*Records about charts and figures*.
• • • •

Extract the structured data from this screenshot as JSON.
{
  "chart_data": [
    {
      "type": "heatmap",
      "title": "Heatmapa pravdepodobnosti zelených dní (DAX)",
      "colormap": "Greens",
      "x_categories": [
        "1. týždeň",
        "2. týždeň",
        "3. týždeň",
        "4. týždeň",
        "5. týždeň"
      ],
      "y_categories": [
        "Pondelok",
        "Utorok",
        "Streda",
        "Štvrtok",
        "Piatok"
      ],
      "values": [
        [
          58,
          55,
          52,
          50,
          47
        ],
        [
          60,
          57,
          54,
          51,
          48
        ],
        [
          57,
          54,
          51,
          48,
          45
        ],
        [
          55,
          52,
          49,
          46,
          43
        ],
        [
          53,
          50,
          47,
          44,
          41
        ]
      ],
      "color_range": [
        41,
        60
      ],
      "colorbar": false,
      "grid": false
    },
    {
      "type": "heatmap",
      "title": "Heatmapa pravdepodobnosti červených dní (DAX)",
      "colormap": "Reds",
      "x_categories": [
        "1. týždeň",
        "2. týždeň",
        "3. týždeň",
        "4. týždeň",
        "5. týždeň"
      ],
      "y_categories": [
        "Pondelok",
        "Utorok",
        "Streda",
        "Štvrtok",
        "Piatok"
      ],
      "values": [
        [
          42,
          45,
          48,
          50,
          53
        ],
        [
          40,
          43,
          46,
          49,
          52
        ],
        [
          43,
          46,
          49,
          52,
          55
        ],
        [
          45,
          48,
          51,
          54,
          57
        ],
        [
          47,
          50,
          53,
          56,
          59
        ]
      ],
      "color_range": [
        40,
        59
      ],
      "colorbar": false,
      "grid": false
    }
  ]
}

• • • •

*Stated goal*. Write each line above out exactly.

*Completed task*.
Extract the structured data from this screenshot as JSON.
{
  "chart_data": [
    {
      "type": "heatmap",
      "title": "Heatmapa pravdepodobnosti zelených dní (DAX)",
      "colormap": "Greens",
      "x_categories": [
        "1. týždeň",
        "2. týždeň",
        "3. týždeň",
        "4. týždeň",
        "5. týždeň"
      ],
      "y_categories": [
        "Pondelok",
        "Utorok",
        "Streda",
        "Štvrtok",
        "Piatok"
      ],
      "values": [
        [
          58,
          55,
          52,
          50,
          47
        ],
        [
          60,
          57,
          54,
          51,
          48
        ],
        [
          57,
          54,
          51,
          48,
          45
        ],
        [
          55,
          52,
          49,
          46,
          43
        ],
        [
          53,
          50,
          47,
          44,
          41
        ]
      ],
      "color_range": [
        41,
        60
      ],
      "colorbar": false,
      "grid": false
    },
    {
      "type": "heatmap",
      "title": "Heatmapa pravdepodobnosti červených dní (DAX)",
      "colormap": "Reds",
      "x_categories": [
        "1. týždeň",
        "2. týždeň",
        "3. týždeň",
        "4. týždeň",
        "5. týždeň"
      ],
      "y_categories": [
        "Pondelok",
        "Utorok",
        "Streda",
        "Štvrtok",
        "Piatok"
      ],
      "values": [
        [
          42,
          45,
          48,
          50,
          53
        ],
        [
          40,
          43,
          46,
          49,
          52
        ],
        [
          43,
          46,
          49,
          52,
          55
        ],
        [
          45,
          48,
          51,
          54,
          57
        ],
        [
          47,
          50,
          53,
          56,
          59
        ]
      ],
      "color_range": [
        40,
        59
      ],
      "colorbar": false,
      "grid": false
    }
  ]
}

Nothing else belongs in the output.